Note how many lines include the word "close", and give that number by itself.

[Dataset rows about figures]

--- start ---

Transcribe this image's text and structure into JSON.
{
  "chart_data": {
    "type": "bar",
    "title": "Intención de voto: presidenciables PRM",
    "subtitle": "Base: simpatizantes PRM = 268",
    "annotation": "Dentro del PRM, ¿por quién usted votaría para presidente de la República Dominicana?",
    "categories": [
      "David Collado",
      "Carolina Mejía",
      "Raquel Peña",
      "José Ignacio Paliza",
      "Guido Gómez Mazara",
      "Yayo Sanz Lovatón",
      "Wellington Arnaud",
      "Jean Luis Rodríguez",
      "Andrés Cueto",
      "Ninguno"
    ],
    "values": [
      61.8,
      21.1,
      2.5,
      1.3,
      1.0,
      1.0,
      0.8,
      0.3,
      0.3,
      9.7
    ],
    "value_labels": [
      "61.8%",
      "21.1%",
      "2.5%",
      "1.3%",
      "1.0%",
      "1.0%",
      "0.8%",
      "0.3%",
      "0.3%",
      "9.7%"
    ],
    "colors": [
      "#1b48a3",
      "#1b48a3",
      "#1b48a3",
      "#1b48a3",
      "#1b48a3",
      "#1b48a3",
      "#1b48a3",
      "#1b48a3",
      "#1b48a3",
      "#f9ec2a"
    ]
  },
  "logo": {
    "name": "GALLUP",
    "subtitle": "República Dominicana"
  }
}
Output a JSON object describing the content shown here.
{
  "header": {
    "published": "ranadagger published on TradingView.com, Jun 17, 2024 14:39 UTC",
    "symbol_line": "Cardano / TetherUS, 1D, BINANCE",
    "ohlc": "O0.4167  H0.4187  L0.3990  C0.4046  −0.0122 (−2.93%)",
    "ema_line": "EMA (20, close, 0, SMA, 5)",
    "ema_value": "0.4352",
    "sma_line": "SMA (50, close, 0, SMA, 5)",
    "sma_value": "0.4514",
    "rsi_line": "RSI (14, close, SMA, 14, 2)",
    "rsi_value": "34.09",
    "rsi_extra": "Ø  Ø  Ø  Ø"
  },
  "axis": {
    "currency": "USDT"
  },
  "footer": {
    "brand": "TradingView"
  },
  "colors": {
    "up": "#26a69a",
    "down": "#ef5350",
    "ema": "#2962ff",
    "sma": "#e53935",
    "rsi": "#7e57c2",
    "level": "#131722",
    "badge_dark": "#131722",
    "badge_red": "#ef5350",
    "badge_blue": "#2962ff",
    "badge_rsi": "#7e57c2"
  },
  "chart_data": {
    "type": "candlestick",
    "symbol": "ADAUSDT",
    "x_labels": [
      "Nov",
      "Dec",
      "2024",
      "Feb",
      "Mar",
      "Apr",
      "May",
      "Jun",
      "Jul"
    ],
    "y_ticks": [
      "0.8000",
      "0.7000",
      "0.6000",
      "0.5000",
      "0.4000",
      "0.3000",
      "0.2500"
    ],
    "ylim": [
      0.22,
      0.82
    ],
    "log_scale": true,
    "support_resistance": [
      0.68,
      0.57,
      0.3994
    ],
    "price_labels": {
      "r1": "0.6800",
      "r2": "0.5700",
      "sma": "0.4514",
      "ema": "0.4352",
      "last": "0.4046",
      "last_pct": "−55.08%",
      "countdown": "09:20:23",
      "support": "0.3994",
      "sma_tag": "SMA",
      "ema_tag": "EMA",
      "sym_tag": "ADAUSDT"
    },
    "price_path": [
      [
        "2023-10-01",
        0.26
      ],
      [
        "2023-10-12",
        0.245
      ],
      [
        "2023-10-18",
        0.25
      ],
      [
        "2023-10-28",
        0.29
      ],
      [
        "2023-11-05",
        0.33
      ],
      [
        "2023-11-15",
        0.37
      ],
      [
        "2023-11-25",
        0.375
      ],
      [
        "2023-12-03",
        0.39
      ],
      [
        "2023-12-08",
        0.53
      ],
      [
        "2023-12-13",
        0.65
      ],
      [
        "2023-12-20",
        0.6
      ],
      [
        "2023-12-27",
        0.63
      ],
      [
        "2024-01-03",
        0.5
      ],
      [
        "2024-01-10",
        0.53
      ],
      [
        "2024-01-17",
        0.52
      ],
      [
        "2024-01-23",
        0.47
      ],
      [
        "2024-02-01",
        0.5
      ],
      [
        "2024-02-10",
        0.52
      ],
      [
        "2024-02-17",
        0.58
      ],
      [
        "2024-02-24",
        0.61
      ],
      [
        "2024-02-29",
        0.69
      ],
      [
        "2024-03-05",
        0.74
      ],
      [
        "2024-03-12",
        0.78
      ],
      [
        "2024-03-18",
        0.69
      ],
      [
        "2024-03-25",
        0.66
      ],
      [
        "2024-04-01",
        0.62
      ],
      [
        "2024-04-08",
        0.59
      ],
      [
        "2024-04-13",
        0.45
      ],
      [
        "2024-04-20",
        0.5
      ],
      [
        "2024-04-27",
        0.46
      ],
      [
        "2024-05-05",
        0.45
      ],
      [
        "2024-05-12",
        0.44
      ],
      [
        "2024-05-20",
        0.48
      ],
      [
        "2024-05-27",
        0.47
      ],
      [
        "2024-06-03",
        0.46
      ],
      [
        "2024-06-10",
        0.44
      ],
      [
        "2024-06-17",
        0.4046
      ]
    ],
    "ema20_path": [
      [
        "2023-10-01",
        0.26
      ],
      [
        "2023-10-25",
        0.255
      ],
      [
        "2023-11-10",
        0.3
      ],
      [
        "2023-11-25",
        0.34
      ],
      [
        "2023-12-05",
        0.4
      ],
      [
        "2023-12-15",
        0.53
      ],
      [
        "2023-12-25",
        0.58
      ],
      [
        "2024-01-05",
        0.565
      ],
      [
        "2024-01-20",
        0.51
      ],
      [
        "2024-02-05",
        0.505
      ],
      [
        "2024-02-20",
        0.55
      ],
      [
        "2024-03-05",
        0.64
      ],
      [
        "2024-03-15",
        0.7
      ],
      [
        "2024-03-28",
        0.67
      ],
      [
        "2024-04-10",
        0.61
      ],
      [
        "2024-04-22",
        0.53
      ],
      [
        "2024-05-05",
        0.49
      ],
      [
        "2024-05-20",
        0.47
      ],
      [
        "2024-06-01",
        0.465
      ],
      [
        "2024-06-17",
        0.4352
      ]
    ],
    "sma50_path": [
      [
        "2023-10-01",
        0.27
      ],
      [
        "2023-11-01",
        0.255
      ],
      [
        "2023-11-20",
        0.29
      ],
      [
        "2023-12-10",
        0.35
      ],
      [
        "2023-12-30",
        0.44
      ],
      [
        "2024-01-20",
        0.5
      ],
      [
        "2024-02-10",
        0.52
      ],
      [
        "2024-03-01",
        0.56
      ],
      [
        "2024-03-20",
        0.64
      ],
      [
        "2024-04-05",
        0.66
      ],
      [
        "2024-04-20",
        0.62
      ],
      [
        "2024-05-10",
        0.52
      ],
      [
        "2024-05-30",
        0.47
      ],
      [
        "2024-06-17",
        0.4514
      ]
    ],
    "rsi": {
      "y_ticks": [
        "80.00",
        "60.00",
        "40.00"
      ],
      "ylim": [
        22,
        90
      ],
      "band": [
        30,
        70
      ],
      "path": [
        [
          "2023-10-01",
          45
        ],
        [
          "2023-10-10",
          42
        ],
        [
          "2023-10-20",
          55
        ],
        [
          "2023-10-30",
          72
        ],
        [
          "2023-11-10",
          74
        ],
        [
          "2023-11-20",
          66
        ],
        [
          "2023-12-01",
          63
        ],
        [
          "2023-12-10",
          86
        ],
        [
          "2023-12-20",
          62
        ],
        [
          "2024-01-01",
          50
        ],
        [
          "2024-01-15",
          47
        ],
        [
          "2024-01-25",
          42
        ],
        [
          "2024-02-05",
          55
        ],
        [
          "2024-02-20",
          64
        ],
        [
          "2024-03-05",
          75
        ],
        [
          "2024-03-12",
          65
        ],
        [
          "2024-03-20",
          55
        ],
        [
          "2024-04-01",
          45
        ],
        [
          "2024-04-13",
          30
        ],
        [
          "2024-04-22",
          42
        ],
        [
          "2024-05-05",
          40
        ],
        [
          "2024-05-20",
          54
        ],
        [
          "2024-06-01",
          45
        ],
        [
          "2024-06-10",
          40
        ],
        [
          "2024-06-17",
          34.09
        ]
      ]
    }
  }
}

--- end ---

▶ **Output for this exercise**
3